** Start of Records supplied **

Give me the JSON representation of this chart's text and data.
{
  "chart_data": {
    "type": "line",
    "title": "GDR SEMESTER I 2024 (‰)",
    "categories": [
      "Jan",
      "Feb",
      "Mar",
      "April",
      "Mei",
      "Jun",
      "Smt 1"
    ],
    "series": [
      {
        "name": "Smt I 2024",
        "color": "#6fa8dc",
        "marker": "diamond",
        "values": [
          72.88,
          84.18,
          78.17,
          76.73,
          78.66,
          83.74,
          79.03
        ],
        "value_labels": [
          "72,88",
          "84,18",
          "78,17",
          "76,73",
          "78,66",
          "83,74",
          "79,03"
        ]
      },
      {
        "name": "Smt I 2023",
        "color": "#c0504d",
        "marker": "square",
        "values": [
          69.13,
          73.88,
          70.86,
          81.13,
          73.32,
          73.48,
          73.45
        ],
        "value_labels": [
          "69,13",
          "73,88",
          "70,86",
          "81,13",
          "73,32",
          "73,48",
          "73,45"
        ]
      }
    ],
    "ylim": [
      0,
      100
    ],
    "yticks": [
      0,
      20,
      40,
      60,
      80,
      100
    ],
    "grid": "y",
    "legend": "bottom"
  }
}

** End of Records supplied **

> _Exercise prompt_: Please output the complete data exactly.

> _Task result_:
Give me the JSON representation of this chart's text and data.
{
  "chart_data": {
    "type": "line",
    "title": "GDR SEMESTER I 2024 (‰)",
    "categories": [
      "Jan",
      "Feb",
      "Mar",
      "April",
      "Mei",
      "Jun",
      "Smt 1"
    ],
    "series": [
      {
        "name": "Smt I 2024",
        "color": "#6fa8dc",
        "marker": "diamond",
        "values": [
          72.88,
          84.18,
          78.17,
          76.73,
          78.66,
          83.74,
          79.03
        ],
        "value_labels": [
          "72,88",
          "84,18",
          "78,17",
          "76,73",
          "78,66",
          "83,74",
          "79,03"
        ]
      },
      {
        "name": "Smt I 2023",
        "color": "#c0504d",
        "marker": "square",
        "values": [
          69.13,
          73.88,
          70.86,
          81.13,
          73.32,
          73.48,
          73.45
        ],
        "value_labels": [
          "69,13",
          "73,88",
          "70,86",
          "81,13",
          "73,32",
          "73,48",
          "73,45"
        ]
      }
    ],
    "ylim": [
      0,
      100
    ],
    "yticks": [
      0,
      20,
      40,
      60,
      80,
      100
    ],
    "grid": "y",
    "legend": "bottom"
  }
}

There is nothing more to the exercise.